(Passage for review)

····················

In his introductory discussion of a moving earth, Kepler addressed the question of how the Earth could hold its parts together if it moved away from the center of the universe which, according to Aristotelian physics, was the place toward which all heavy bodies naturally moved. Kepler proposed an attractive force similar to magnetism, which may have been known by Newton.

Gravity is a mutual corporeal disposition among kindred bodies to unite or join together; thus the earth attracts a stone much more than the stone seeks the earth. (The magnetic faculty is another example of this sort).... If two stones were set near one another in some place in the world outside the sphere of influence of a third kindred body, these stones, like two magnetic bodies, would come together in an intermediate place, each approaching the other by a space proportional to the bulk [moles] of the other.... For it follows that if the earth's power of attraction will be much more likely to extend to the moon and far beyond, and accordingly, that nothing that consists to any extent whatever of terrestrial material, carried up on high, ever escapes the grasp of this mighty power of attraction.

Kepler discusses the Moon's gravitational effect upon the tides as follows:

The sphere of the attractive virtue which is in the moon extends as far as the earth, and entices up the waters; but as the moon flies rapidly across the zenith, and the waters cannot follow so quickly, a flow of the ocean is occasioned in the torrid zone towards the westward. If the attractive virtue of the moon extends as far as the earth, it follows with greater reason that the attractive virtue of the earth extends as far as the moon and much farther; and, in short, nothing which consists of earthly substance anyhow constituted although thrown up to any height, can ever escape the powerful operation of this attractive virtue.

Kepler also clarifies the concept of lightness in terms of relative density, in opposition to the Aristotelian concept of the absolute nature or quality of lightness as follows. His argument could easily be applied today to something like the flight of a hot air balloon.

Nothing which consists of corporeal matter is absolutely light, but that is comparatively lighter which is rarer, either by its own nature, or by accidental heat. And it is not to be thought that light bodies are escaping to the surface of the universe while they are carried upwards, or that they are not attracted by the earth. They are attracted, but in a less degree, and so are driven outwards by the heavy bodies; which being done, they stop, and are kept by the earth in their own place.

····················

(Extracted records)

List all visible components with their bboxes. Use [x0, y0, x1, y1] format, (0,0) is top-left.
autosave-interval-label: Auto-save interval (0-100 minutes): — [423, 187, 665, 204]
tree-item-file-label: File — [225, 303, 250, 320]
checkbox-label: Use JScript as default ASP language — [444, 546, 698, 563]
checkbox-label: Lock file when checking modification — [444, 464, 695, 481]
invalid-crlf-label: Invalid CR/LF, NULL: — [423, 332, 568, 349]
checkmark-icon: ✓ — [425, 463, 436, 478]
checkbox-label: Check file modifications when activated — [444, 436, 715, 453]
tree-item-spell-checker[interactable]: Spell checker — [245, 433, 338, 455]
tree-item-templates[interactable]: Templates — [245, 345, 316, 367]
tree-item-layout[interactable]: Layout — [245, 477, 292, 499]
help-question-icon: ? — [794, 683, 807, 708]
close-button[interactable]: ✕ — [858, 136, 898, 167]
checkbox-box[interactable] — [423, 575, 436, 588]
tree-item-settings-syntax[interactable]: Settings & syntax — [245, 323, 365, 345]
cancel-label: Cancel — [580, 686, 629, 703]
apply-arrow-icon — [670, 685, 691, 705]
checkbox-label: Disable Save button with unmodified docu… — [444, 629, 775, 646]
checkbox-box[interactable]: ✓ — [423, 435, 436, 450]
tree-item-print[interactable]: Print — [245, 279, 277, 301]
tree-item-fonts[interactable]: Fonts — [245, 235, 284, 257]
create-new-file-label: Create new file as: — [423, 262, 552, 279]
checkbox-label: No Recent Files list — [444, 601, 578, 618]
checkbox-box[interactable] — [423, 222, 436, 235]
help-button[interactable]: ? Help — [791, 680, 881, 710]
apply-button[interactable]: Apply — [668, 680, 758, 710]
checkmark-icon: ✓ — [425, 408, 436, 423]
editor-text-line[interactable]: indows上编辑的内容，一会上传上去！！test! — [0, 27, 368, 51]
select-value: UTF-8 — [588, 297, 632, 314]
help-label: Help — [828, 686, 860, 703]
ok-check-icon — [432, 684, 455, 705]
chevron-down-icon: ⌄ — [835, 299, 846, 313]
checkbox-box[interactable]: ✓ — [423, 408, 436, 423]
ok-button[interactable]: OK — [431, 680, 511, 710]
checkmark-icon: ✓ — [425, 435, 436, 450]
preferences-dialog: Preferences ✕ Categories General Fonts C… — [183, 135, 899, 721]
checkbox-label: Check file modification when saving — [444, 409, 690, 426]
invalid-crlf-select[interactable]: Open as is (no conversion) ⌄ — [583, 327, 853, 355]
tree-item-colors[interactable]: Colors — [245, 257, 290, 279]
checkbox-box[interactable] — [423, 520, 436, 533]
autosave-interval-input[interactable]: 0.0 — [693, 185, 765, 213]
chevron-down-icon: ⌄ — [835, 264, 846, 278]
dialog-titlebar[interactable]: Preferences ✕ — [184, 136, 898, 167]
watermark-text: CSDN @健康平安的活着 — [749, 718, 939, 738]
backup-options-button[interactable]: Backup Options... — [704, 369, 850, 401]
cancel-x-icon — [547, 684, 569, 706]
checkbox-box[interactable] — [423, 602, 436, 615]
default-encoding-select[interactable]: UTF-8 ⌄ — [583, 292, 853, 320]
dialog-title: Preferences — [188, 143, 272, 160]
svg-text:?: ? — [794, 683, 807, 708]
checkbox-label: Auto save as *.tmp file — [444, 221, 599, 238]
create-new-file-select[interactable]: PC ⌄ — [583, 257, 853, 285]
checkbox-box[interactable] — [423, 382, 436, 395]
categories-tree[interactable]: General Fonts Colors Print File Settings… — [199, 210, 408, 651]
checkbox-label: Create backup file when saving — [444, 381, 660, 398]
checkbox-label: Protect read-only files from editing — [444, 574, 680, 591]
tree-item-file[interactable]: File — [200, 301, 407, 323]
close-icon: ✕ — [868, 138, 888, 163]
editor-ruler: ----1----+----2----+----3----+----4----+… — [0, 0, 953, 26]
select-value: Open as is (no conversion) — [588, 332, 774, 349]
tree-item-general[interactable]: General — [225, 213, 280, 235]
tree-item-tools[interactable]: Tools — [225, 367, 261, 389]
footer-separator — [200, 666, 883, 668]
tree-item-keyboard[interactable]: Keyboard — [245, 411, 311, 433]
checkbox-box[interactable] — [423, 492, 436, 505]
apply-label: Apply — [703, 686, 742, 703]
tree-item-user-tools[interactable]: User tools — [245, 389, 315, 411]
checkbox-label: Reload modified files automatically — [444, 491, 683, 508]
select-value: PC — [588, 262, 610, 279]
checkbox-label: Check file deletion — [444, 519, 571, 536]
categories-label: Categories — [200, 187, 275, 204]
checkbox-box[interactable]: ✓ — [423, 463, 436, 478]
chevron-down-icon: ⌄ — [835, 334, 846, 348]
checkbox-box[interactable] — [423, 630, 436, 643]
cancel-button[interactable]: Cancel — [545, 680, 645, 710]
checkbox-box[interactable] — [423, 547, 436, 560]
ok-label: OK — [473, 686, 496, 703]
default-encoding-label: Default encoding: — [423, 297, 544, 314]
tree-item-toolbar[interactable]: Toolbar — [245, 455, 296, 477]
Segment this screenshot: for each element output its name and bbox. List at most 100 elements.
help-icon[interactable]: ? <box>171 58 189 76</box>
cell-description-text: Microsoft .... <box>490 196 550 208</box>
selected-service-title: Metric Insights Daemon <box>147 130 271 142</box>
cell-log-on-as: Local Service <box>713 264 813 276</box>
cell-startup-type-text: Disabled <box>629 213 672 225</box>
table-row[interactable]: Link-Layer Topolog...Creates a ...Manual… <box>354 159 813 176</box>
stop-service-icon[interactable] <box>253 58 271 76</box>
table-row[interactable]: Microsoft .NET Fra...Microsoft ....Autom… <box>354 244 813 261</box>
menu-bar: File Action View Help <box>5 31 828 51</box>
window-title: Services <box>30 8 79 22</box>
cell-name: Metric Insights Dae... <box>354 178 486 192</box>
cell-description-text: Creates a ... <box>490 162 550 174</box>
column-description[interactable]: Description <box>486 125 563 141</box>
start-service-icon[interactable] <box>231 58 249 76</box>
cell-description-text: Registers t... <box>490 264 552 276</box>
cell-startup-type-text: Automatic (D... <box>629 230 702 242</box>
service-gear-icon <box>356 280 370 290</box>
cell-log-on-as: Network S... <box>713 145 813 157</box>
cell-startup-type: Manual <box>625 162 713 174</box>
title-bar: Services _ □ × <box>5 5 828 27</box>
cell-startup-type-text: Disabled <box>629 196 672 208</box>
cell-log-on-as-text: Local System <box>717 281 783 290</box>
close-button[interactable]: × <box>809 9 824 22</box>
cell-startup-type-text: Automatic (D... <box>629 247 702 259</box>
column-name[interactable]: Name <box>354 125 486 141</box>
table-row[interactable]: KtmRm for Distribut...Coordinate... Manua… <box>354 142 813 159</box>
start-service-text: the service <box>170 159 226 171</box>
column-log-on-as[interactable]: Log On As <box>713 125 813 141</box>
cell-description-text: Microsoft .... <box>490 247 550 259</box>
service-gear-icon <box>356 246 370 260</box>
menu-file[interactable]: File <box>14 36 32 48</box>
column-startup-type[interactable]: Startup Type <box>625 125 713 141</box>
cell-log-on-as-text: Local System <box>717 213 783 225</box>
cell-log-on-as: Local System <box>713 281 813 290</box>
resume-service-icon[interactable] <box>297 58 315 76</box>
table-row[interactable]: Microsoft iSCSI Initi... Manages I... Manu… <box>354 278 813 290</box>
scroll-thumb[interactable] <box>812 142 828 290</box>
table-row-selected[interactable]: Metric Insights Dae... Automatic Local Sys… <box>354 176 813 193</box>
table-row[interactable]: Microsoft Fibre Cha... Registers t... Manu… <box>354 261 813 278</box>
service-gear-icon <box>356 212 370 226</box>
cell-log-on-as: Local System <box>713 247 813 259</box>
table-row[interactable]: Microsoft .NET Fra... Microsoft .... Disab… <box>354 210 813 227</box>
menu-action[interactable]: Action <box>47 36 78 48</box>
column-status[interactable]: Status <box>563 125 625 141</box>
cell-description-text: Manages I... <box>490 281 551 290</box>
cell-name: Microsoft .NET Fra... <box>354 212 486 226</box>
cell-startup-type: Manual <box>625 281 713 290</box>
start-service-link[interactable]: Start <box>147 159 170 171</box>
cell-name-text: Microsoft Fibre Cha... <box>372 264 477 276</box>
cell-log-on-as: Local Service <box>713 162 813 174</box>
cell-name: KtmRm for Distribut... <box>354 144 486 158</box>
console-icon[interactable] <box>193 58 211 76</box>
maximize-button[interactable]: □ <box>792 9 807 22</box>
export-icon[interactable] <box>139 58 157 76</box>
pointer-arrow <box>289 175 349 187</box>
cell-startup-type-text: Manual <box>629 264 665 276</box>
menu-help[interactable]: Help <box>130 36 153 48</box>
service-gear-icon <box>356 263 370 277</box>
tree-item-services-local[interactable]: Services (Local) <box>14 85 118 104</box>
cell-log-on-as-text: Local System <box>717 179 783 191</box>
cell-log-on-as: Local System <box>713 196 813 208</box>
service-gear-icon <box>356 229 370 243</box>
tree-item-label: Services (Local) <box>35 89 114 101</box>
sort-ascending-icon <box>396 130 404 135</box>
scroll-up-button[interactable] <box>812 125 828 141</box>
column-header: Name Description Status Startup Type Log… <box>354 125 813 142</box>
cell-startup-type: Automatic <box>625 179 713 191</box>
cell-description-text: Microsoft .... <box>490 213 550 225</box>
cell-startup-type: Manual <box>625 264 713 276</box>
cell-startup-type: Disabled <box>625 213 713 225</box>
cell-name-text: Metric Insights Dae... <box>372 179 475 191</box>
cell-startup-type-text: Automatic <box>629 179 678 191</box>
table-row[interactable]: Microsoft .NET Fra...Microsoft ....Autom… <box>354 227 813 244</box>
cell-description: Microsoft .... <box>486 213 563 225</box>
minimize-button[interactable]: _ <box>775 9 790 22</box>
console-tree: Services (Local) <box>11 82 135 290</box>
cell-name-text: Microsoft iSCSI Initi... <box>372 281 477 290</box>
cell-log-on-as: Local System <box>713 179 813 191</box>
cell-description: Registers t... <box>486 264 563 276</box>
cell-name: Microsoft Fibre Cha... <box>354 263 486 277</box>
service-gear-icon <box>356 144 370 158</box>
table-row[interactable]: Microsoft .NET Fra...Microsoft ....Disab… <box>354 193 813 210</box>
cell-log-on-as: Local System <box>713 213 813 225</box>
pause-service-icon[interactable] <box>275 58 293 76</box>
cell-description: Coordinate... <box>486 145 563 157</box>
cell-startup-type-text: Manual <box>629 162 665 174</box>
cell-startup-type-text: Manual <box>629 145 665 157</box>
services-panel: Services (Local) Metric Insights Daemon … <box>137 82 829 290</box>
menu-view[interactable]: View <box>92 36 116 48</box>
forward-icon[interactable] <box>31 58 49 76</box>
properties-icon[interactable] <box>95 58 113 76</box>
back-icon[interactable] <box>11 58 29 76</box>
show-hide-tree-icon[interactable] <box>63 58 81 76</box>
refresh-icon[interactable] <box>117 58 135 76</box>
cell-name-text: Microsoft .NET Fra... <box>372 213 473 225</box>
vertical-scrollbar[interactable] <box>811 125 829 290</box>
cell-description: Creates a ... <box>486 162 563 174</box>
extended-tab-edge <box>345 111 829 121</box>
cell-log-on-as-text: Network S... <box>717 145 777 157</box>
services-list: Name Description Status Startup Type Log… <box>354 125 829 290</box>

····················

(Work task 1)
In the passage on Kepler, the commentary sentences outside the quotations name the topics that Kepler addressed, discussed, or clarified. List every one of them.
(Work task 2)
According to the passage on Kepler, in which direction does the Moon's motion cause the ocean in the torrid zone to flow?

(Reply 1)
- How the Earth could hold its parts together if it moved away from the center of the universe
- The Moon's gravitational effect upon the tides
- The concept of lightness in terms of relative density

(Reply 2)
Toward the west.